> **Dataset entries**:
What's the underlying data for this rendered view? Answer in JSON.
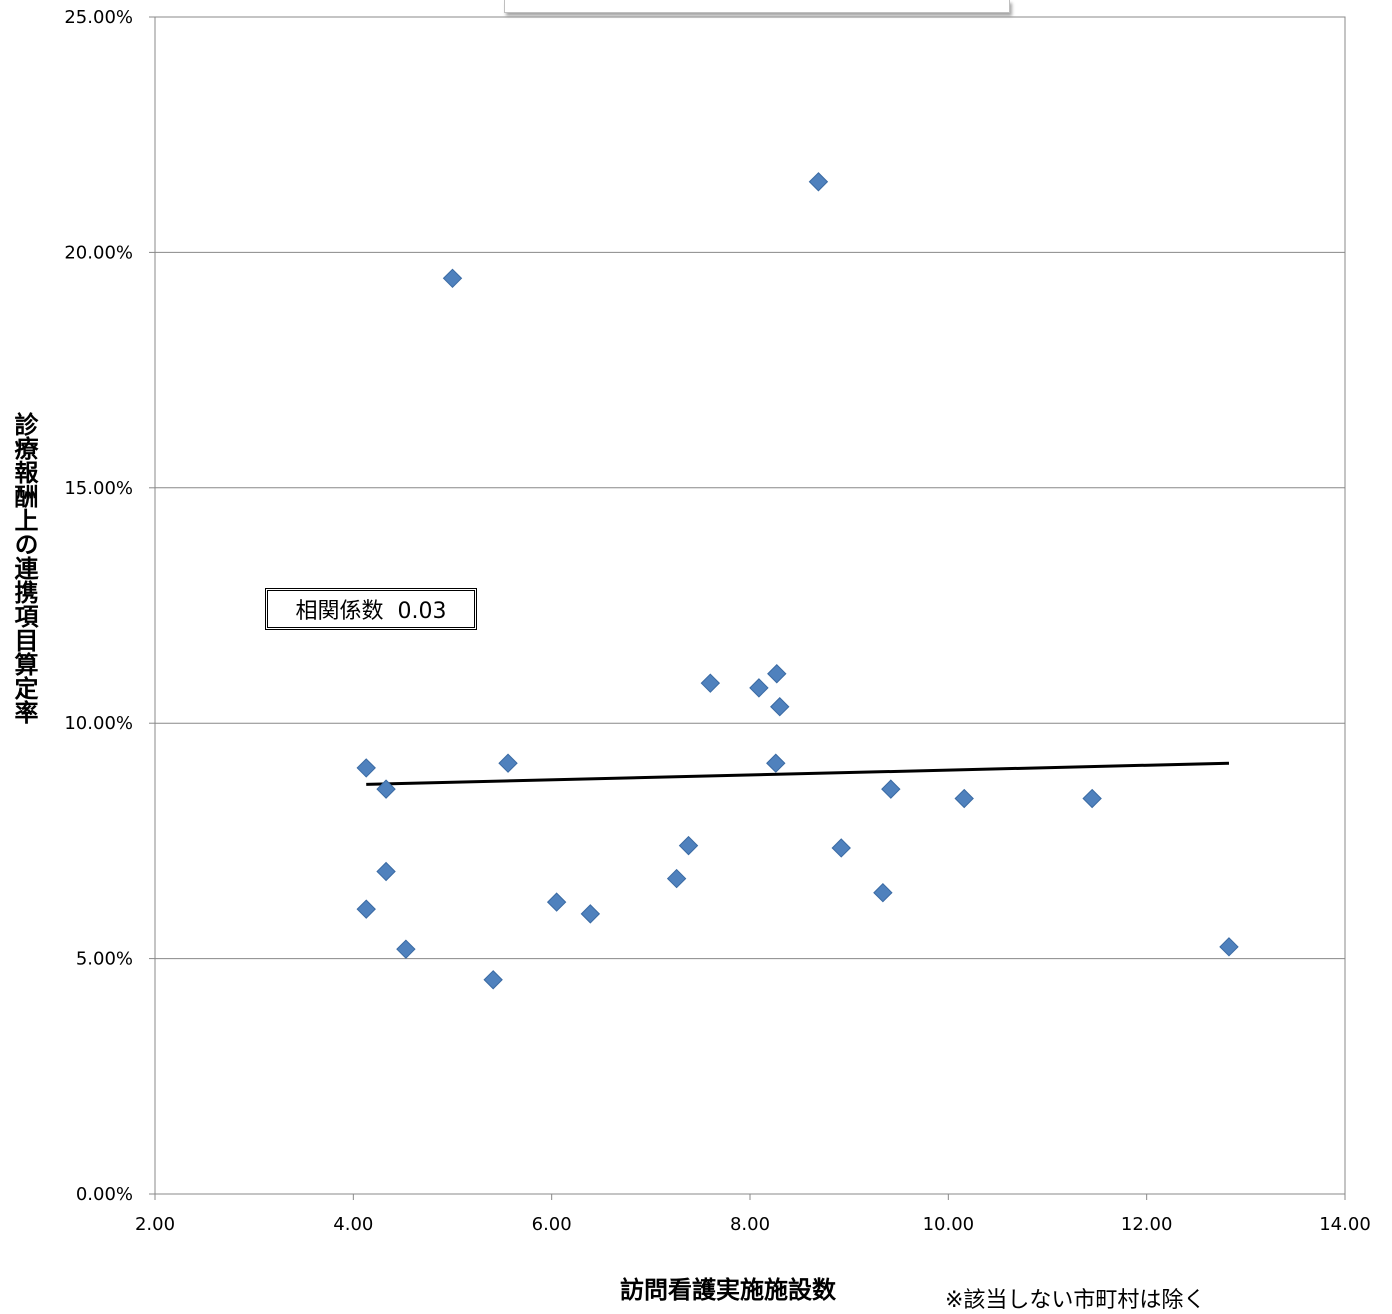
{
  "chart_data": {
    "type": "scatter",
    "xlabel": "訪問看護実施施設数",
    "ylabel": "診療報酬上の連携項目算定率",
    "note": "※該当しない市町村は除く",
    "annotation": "相関係数  0.03",
    "xlim": [
      2,
      14
    ],
    "ylim": [
      0,
      25
    ],
    "x_ticks": [
      "2.00",
      "4.00",
      "6.00",
      "8.00",
      "10.00",
      "12.00",
      "14.00"
    ],
    "y_ticks": [
      "0.00%",
      "5.00%",
      "10.00%",
      "15.00%",
      "20.00%",
      "25.00%"
    ],
    "grid": "horizontal",
    "marker_color": "#4f81bd",
    "trendline_color": "#000000",
    "points": [
      {
        "x": 4.13,
        "y": 9.05
      },
      {
        "x": 4.33,
        "y": 8.6
      },
      {
        "x": 4.33,
        "y": 6.85
      },
      {
        "x": 4.13,
        "y": 6.05
      },
      {
        "x": 4.53,
        "y": 5.2
      },
      {
        "x": 5.0,
        "y": 19.45
      },
      {
        "x": 5.41,
        "y": 4.55
      },
      {
        "x": 5.56,
        "y": 9.15
      },
      {
        "x": 6.05,
        "y": 6.2
      },
      {
        "x": 6.39,
        "y": 5.95
      },
      {
        "x": 7.26,
        "y": 6.7
      },
      {
        "x": 7.38,
        "y": 7.4
      },
      {
        "x": 7.6,
        "y": 10.85
      },
      {
        "x": 8.09,
        "y": 10.75
      },
      {
        "x": 8.27,
        "y": 11.05
      },
      {
        "x": 8.3,
        "y": 10.35
      },
      {
        "x": 8.26,
        "y": 9.15
      },
      {
        "x": 8.69,
        "y": 21.5
      },
      {
        "x": 8.92,
        "y": 7.35
      },
      {
        "x": 9.34,
        "y": 6.4
      },
      {
        "x": 9.42,
        "y": 8.6
      },
      {
        "x": 10.16,
        "y": 8.4
      },
      {
        "x": 11.45,
        "y": 8.4
      },
      {
        "x": 12.83,
        "y": 5.25
      }
    ],
    "trendline": [
      {
        "x": 4.13,
        "y": 8.7
      },
      {
        "x": 12.83,
        "y": 9.15
      }
    ]
  }
}
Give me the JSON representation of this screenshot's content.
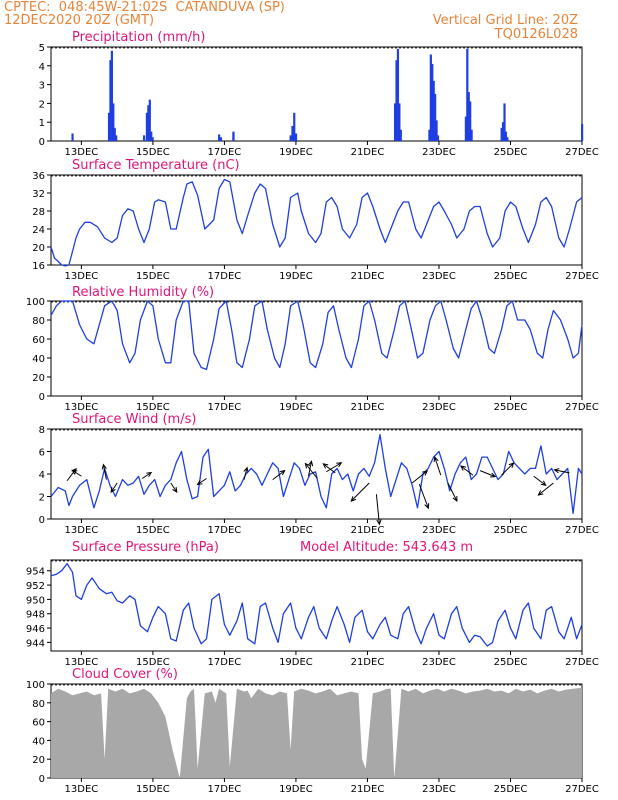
{
  "colors": {
    "header": "#e8843a",
    "panel_title": "#e0157a",
    "series": "#1f3fe0",
    "cloud": "#a8a8a8",
    "axis": "#000000"
  },
  "header": {
    "line1": "CPTEC:  048:45W-21:02S  CATANDUVA (SP)",
    "line2": "12DEC2020 20Z (GMT)",
    "right1": "Vertical Grid Line: 20Z",
    "right2": "TQ0126L028"
  },
  "x_ticks": [
    "13DEC",
    "15DEC",
    "17DEC",
    "19DEC",
    "21DEC",
    "23DEC",
    "25DEC",
    "27DEC"
  ],
  "chart_data": [
    {
      "type": "bar",
      "title": "Precipitation (mm/h)",
      "ylim": [
        0,
        5
      ],
      "yticks": [
        0,
        1,
        2,
        3,
        4,
        5
      ],
      "x_unit": "days since 12DEC 20Z",
      "bars": [
        [
          0.6,
          0.4
        ],
        [
          1.62,
          1.5
        ],
        [
          1.66,
          4.3
        ],
        [
          1.7,
          4.8
        ],
        [
          1.74,
          2.0
        ],
        [
          1.78,
          0.7
        ],
        [
          1.82,
          0.3
        ],
        [
          2.6,
          0.3
        ],
        [
          2.68,
          1.5
        ],
        [
          2.72,
          1.9
        ],
        [
          2.76,
          2.2
        ],
        [
          2.8,
          0.5
        ],
        [
          2.84,
          0.2
        ],
        [
          4.7,
          0.35
        ],
        [
          4.75,
          0.2
        ],
        [
          5.1,
          0.4
        ],
        [
          5.1,
          0.5
        ],
        [
          6.7,
          0.3
        ],
        [
          6.75,
          0.8
        ],
        [
          6.8,
          1.5
        ],
        [
          6.85,
          0.4
        ],
        [
          9.62,
          2.0
        ],
        [
          9.66,
          4.3
        ],
        [
          9.7,
          4.9
        ],
        [
          9.74,
          2.0
        ],
        [
          9.78,
          0.6
        ],
        [
          10.58,
          0.6
        ],
        [
          10.62,
          4.6
        ],
        [
          10.66,
          4.1
        ],
        [
          10.7,
          3.2
        ],
        [
          10.74,
          2.5
        ],
        [
          10.78,
          1.1
        ],
        [
          10.82,
          0.3
        ],
        [
          11.6,
          1.3
        ],
        [
          11.64,
          4.9
        ],
        [
          11.68,
          2.6
        ],
        [
          11.72,
          2.1
        ],
        [
          11.76,
          0.6
        ],
        [
          12.6,
          0.7
        ],
        [
          12.64,
          1.0
        ],
        [
          12.68,
          2.0
        ],
        [
          12.72,
          0.5
        ],
        [
          12.76,
          0.2
        ],
        [
          14.85,
          0.9
        ]
      ]
    },
    {
      "type": "line",
      "title": "Surface Temperature (nC)",
      "ylim": [
        16,
        36
      ],
      "yticks": [
        16,
        20,
        24,
        28,
        32,
        36
      ],
      "x_unit": "days since 12DEC 20Z",
      "x": [
        0,
        0.1,
        0.2,
        0.3,
        0.4,
        0.5,
        0.6,
        0.7,
        0.8,
        0.95,
        1.1,
        1.3,
        1.5,
        1.7,
        1.85,
        2.0,
        2.15,
        2.3,
        2.45,
        2.6,
        2.75,
        2.9,
        3.0,
        3.2,
        3.35,
        3.5,
        3.7,
        3.8,
        3.95,
        4.1,
        4.3,
        4.55,
        4.7,
        4.85,
        5.0,
        5.2,
        5.35,
        5.5,
        5.7,
        5.85,
        6.0,
        6.2,
        6.4,
        6.55,
        6.7,
        6.9,
        7.0,
        7.2,
        7.4,
        7.55,
        7.7,
        7.85,
        8.0,
        8.15,
        8.35,
        8.55,
        8.7,
        8.85,
        9.0,
        9.2,
        9.35,
        9.5,
        9.7,
        9.85,
        10.0,
        10.2,
        10.35,
        10.5,
        10.7,
        10.85,
        11.0,
        11.2,
        11.35,
        11.55,
        11.7,
        11.85,
        12.0,
        12.2,
        12.35,
        12.55,
        12.7,
        12.85,
        13.0,
        13.2,
        13.35,
        13.55,
        13.7,
        13.85,
        14.0,
        14.2,
        14.35,
        14.5,
        14.7,
        14.85
      ],
      "y": [
        20,
        17.5,
        16.8,
        16,
        15.8,
        16,
        19,
        22,
        24,
        25.5,
        25.5,
        24.5,
        22,
        21,
        22,
        27,
        28.5,
        28,
        24,
        21,
        24,
        30,
        30.5,
        30,
        24,
        24,
        31,
        34,
        34.5,
        31.5,
        24,
        26,
        33,
        35,
        34.5,
        26,
        23,
        27,
        32,
        34,
        33,
        25,
        20,
        22,
        31,
        32,
        28,
        23,
        21,
        23,
        30,
        31,
        29,
        24,
        22,
        25,
        31,
        32,
        29,
        24,
        21,
        24,
        28,
        30,
        30,
        24,
        22,
        25,
        29,
        30,
        28,
        25,
        22,
        24,
        28,
        29,
        29,
        23,
        20,
        22,
        28,
        30,
        29,
        24,
        21,
        25,
        30,
        31,
        29,
        22,
        20,
        24,
        30,
        31
      ]
    },
    {
      "type": "line",
      "title": "Relative Humidity (%)",
      "ylim": [
        0,
        100
      ],
      "yticks": [
        0,
        20,
        40,
        60,
        80,
        100
      ],
      "x_unit": "days since 12DEC 20Z",
      "x": [
        0,
        0.15,
        0.3,
        0.45,
        0.6,
        0.8,
        1.0,
        1.2,
        1.35,
        1.5,
        1.7,
        1.85,
        2.0,
        2.2,
        2.35,
        2.5,
        2.7,
        2.85,
        3.0,
        3.2,
        3.35,
        3.5,
        3.7,
        3.85,
        4.0,
        4.2,
        4.35,
        4.55,
        4.7,
        4.9,
        5.05,
        5.2,
        5.35,
        5.55,
        5.7,
        5.9,
        6.05,
        6.25,
        6.4,
        6.55,
        6.7,
        6.9,
        7.05,
        7.25,
        7.4,
        7.6,
        7.75,
        7.9,
        8.05,
        8.25,
        8.4,
        8.6,
        8.75,
        8.9,
        9.05,
        9.25,
        9.4,
        9.6,
        9.75,
        9.9,
        10.05,
        10.25,
        10.4,
        10.6,
        10.75,
        10.9,
        11.05,
        11.25,
        11.4,
        11.6,
        11.75,
        11.9,
        12.05,
        12.25,
        12.4,
        12.6,
        12.75,
        12.9,
        13.05,
        13.25,
        13.4,
        13.6,
        13.75,
        13.9,
        14.05,
        14.25,
        14.45,
        14.6,
        14.75,
        14.85
      ],
      "y": [
        85,
        95,
        100,
        100,
        100,
        75,
        60,
        55,
        75,
        95,
        100,
        90,
        55,
        35,
        45,
        80,
        100,
        95,
        60,
        35,
        35,
        80,
        100,
        100,
        45,
        30,
        28,
        60,
        92,
        100,
        70,
        35,
        30,
        60,
        95,
        100,
        70,
        40,
        30,
        55,
        95,
        100,
        75,
        35,
        30,
        55,
        88,
        95,
        70,
        40,
        30,
        60,
        95,
        100,
        80,
        45,
        40,
        70,
        95,
        100,
        75,
        40,
        45,
        80,
        95,
        100,
        80,
        50,
        40,
        70,
        92,
        100,
        82,
        50,
        45,
        70,
        95,
        100,
        80,
        80,
        70,
        45,
        40,
        70,
        90,
        80,
        60,
        40,
        45,
        75
      ]
    },
    {
      "type": "line",
      "title": "Surface Wind (m/s)",
      "ylim": [
        0,
        8
      ],
      "yticks": [
        0,
        2,
        4,
        6,
        8
      ],
      "x_unit": "days since 12DEC 20Z",
      "x": [
        0,
        0.2,
        0.4,
        0.5,
        0.6,
        0.8,
        1.0,
        1.2,
        1.35,
        1.5,
        1.65,
        1.8,
        2.0,
        2.15,
        2.3,
        2.45,
        2.6,
        2.75,
        2.9,
        3.05,
        3.2,
        3.35,
        3.5,
        3.65,
        3.8,
        3.95,
        4.1,
        4.25,
        4.4,
        4.55,
        4.7,
        4.85,
        5.0,
        5.15,
        5.3,
        5.45,
        5.6,
        5.75,
        5.9,
        6.05,
        6.2,
        6.35,
        6.5,
        6.65,
        6.8,
        6.95,
        7.1,
        7.25,
        7.4,
        7.55,
        7.7,
        7.85,
        8.0,
        8.15,
        8.3,
        8.45,
        8.6,
        8.75,
        8.9,
        9.05,
        9.2,
        9.35,
        9.5,
        9.65,
        9.8,
        9.95,
        10.1,
        10.25,
        10.4,
        10.55,
        10.7,
        10.85,
        11.0,
        11.15,
        11.3,
        11.45,
        11.6,
        11.75,
        11.9,
        12.05,
        12.2,
        12.35,
        12.5,
        12.65,
        12.8,
        12.95,
        13.1,
        13.25,
        13.4,
        13.55,
        13.7,
        13.85,
        14.0,
        14.15,
        14.3,
        14.45,
        14.6,
        14.75,
        14.85
      ],
      "y": [
        2.0,
        2.8,
        2.5,
        1.2,
        2.0,
        3.0,
        3.5,
        1.0,
        2.5,
        4.5,
        3.0,
        2.0,
        3.5,
        3.0,
        3.2,
        3.8,
        2.2,
        3.0,
        3.5,
        2.0,
        3.0,
        3.5,
        5.0,
        6.0,
        3.5,
        1.8,
        2.0,
        5.5,
        6.2,
        2.0,
        2.5,
        3.0,
        4.2,
        2.5,
        3.0,
        4.0,
        4.5,
        4.0,
        3.0,
        4.0,
        5.0,
        4.5,
        2.0,
        3.5,
        5.0,
        4.5,
        3.0,
        4.0,
        4.2,
        2.0,
        1.0,
        4.0,
        4.5,
        3.5,
        4.0,
        2.5,
        4.0,
        4.5,
        3.8,
        5.0,
        7.5,
        4.5,
        2.0,
        3.5,
        5.0,
        4.5,
        3.0,
        1.0,
        4.0,
        4.5,
        5.5,
        6.0,
        4.5,
        2.5,
        4.0,
        5.0,
        5.5,
        3.5,
        4.0,
        5.5,
        5.5,
        4.5,
        3.5,
        4.0,
        6.0,
        5.0,
        4.5,
        4.0,
        4.5,
        4.5,
        6.5,
        4.0,
        4.5,
        3.5,
        4.0,
        4.5,
        0.5,
        4.5,
        4.0
      ],
      "arrows": [
        [
          0.45,
          3.4,
          0.3,
          0.4
        ],
        [
          0.85,
          3.8,
          -0.3,
          0.2
        ],
        [
          1.55,
          3.5,
          -0.1,
          0.5
        ],
        [
          1.85,
          3.2,
          -0.2,
          -0.3
        ],
        [
          2.55,
          3.6,
          0.3,
          0.2
        ],
        [
          3.35,
          3.2,
          0.2,
          -0.3
        ],
        [
          4.35,
          3.6,
          -0.3,
          -0.2
        ],
        [
          5.4,
          3.5,
          0.1,
          0.4
        ],
        [
          6.2,
          3.5,
          0.4,
          0.3
        ],
        [
          7.2,
          3.8,
          0.1,
          0.5
        ],
        [
          7.45,
          3.6,
          -0.4,
          0.5
        ],
        [
          7.95,
          4.1,
          -0.4,
          0.3
        ],
        [
          7.7,
          4.2,
          0.5,
          0.3
        ],
        [
          8.9,
          3.2,
          -0.6,
          -0.6
        ],
        [
          9.1,
          2.2,
          0.1,
          -1.0
        ],
        [
          10.1,
          3.2,
          0.5,
          0.4
        ],
        [
          10.3,
          3.1,
          0.3,
          -0.8
        ],
        [
          10.9,
          3.9,
          -0.2,
          0.6
        ],
        [
          11.1,
          3.2,
          0.3,
          -0.6
        ],
        [
          11.8,
          3.9,
          -0.4,
          0.3
        ],
        [
          12.0,
          4.3,
          0.5,
          -0.2
        ],
        [
          12.6,
          3.9,
          0.4,
          0.4
        ],
        [
          13.5,
          3.8,
          0.4,
          -0.3
        ],
        [
          14.05,
          3.2,
          -0.5,
          -0.4
        ],
        [
          14.5,
          4.1,
          -0.5,
          0.1
        ]
      ]
    },
    {
      "type": "line",
      "title": "Surface Pressure (hPa)",
      "subtitle": "Model Altitude: 543.643 m",
      "ylim": [
        942.8,
        955.5
      ],
      "yticks": [
        944,
        946,
        948,
        950,
        952,
        954
      ],
      "x_unit": "days since 12DEC 20Z",
      "x": [
        0,
        0.15,
        0.3,
        0.45,
        0.6,
        0.7,
        0.85,
        1.0,
        1.15,
        1.35,
        1.55,
        1.7,
        1.85,
        2.0,
        2.2,
        2.35,
        2.5,
        2.7,
        2.85,
        3.0,
        3.2,
        3.35,
        3.5,
        3.7,
        3.85,
        4.0,
        4.2,
        4.35,
        4.5,
        4.7,
        4.85,
        5.0,
        5.2,
        5.35,
        5.5,
        5.7,
        5.85,
        6.0,
        6.2,
        6.35,
        6.5,
        6.7,
        6.85,
        7.0,
        7.2,
        7.35,
        7.5,
        7.7,
        7.85,
        8.0,
        8.2,
        8.35,
        8.5,
        8.7,
        8.85,
        9.0,
        9.2,
        9.35,
        9.5,
        9.7,
        9.85,
        10.0,
        10.2,
        10.35,
        10.5,
        10.7,
        10.85,
        11.0,
        11.2,
        11.35,
        11.5,
        11.7,
        11.85,
        12.0,
        12.2,
        12.35,
        12.5,
        12.7,
        12.85,
        13.0,
        13.2,
        13.35,
        13.5,
        13.7,
        13.85,
        14.0,
        14.2,
        14.35,
        14.55,
        14.7,
        14.85
      ],
      "y": [
        953.3,
        953.5,
        954.0,
        955.0,
        953.8,
        950.5,
        950.0,
        952.0,
        953.0,
        951.5,
        950.8,
        951.0,
        949.8,
        949.5,
        950.5,
        950.0,
        946.3,
        945.5,
        947.5,
        949.0,
        948.0,
        944.5,
        944.2,
        948.5,
        949.5,
        946.0,
        943.8,
        944.5,
        950.0,
        950.8,
        946.5,
        945.0,
        947.0,
        949.5,
        944.5,
        943.8,
        949.0,
        949.5,
        946.0,
        944.0,
        948.0,
        949.5,
        946.0,
        944.5,
        947.5,
        949.0,
        946.0,
        944.5,
        947.0,
        949.0,
        946.5,
        944.0,
        947.5,
        948.5,
        945.5,
        944.5,
        946.5,
        947.5,
        945.0,
        944.5,
        948.0,
        949.0,
        945.5,
        943.8,
        946.0,
        948.0,
        945.0,
        944.5,
        948.0,
        949.0,
        946.0,
        944.0,
        945.0,
        944.8,
        943.5,
        944.0,
        947.0,
        948.5,
        946.0,
        944.5,
        948.5,
        949.5,
        946.0,
        944.5,
        948.5,
        949.0,
        945.5,
        944.5,
        947.5,
        944.5,
        946.5
      ]
    },
    {
      "type": "area",
      "title": "Cloud Cover (%)",
      "ylim": [
        0,
        100
      ],
      "yticks": [
        0,
        20,
        40,
        60,
        80,
        100
      ],
      "x_unit": "days since 12DEC 20Z",
      "x": [
        0,
        0.2,
        0.4,
        0.6,
        0.8,
        1.0,
        1.2,
        1.4,
        1.5,
        1.6,
        1.8,
        2.0,
        2.2,
        2.4,
        2.6,
        2.8,
        3.0,
        3.2,
        3.4,
        3.6,
        3.8,
        3.9,
        4.0,
        4.1,
        4.3,
        4.5,
        4.6,
        4.7,
        4.9,
        5.0,
        5.2,
        5.4,
        5.5,
        5.6,
        5.8,
        6.0,
        6.2,
        6.4,
        6.6,
        6.7,
        6.8,
        7.0,
        7.2,
        7.4,
        7.6,
        7.8,
        8.0,
        8.2,
        8.4,
        8.6,
        8.7,
        8.8,
        9.0,
        9.2,
        9.4,
        9.5,
        9.6,
        9.8,
        10.0,
        10.2,
        10.4,
        10.6,
        10.8,
        11.0,
        11.2,
        11.4,
        11.6,
        11.8,
        12.0,
        12.2,
        12.4,
        12.6,
        12.8,
        13.0,
        13.2,
        13.4,
        13.6,
        13.8,
        14.0,
        14.2,
        14.4,
        14.6,
        14.85
      ],
      "y": [
        90,
        95,
        92,
        88,
        90,
        92,
        88,
        90,
        20,
        95,
        92,
        95,
        90,
        92,
        95,
        90,
        80,
        65,
        30,
        0,
        85,
        92,
        95,
        10,
        90,
        92,
        80,
        95,
        90,
        12,
        95,
        92,
        93,
        85,
        95,
        90,
        88,
        92,
        90,
        30,
        92,
        95,
        93,
        90,
        92,
        95,
        88,
        90,
        92,
        90,
        20,
        10,
        90,
        92,
        95,
        95,
        0,
        95,
        92,
        95,
        90,
        93,
        95,
        92,
        95,
        93,
        90,
        92,
        93,
        95,
        92,
        93,
        90,
        95,
        92,
        94,
        90,
        93,
        95,
        92,
        94,
        95,
        96
      ]
    }
  ]
}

> **Your instructions**: Using the entries above, return each line in which the word "JSON" occurs.

> **Result for this task**:
What's the underlying data for this rendered view? Answer in JSON.
Give me the JSON representation of this screenshot's content.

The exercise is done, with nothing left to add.